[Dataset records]
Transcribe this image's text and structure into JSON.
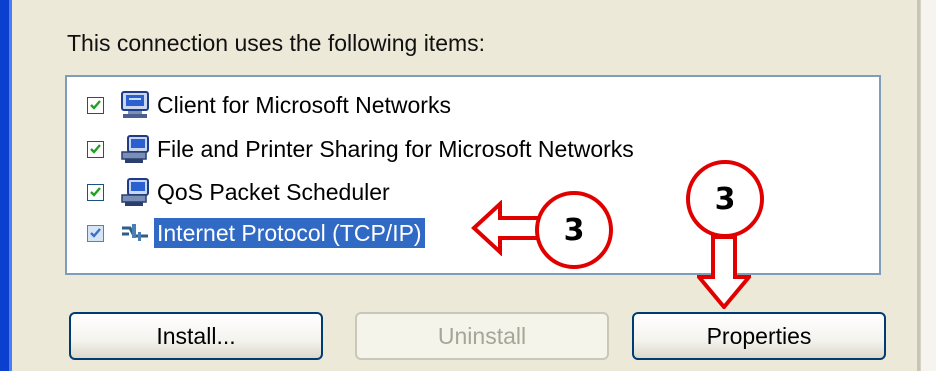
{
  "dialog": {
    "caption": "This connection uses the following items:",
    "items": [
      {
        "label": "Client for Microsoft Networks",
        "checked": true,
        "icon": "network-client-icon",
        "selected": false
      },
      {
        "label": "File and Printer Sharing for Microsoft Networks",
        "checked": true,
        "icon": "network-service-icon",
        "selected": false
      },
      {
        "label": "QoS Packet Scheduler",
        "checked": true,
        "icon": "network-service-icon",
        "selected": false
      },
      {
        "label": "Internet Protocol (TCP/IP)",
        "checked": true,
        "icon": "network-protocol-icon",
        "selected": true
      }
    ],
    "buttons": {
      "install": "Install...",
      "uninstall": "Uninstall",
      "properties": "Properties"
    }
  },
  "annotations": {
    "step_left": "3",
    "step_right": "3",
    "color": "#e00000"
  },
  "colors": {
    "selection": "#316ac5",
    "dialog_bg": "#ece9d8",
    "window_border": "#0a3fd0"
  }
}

**Required work**
All of the material above is to be copied exactly, except for its images.

**Exercise answer**
Transcribe this image's text and structure into JSON.
{
  "dialog": {
    "caption": "This connection uses the following items:",
    "items": [
      {
        "label": "Client for Microsoft Networks",
        "checked": true,
        "icon": "network-client-icon",
        "selected": false
      },
      {
        "label": "File and Printer Sharing for Microsoft Networks",
        "checked": true,
        "icon": "network-service-icon",
        "selected": false
      },
      {
        "label": "QoS Packet Scheduler",
        "checked": true,
        "icon": "network-service-icon",
        "selected": false
      },
      {
        "label": "Internet Protocol (TCP/IP)",
        "checked": true,
        "icon": "network-protocol-icon",
        "selected": true
      }
    ],
    "buttons": {
      "install": "Install...",
      "uninstall": "Uninstall",
      "properties": "Properties"
    }
  },
  "annotations": {
    "step_left": "3",
    "step_right": "3",
    "color": "#e00000"
  },
  "colors": {
    "selection": "#316ac5",
    "dialog_bg": "#ece9d8",
    "window_border": "#0a3fd0"
  }
}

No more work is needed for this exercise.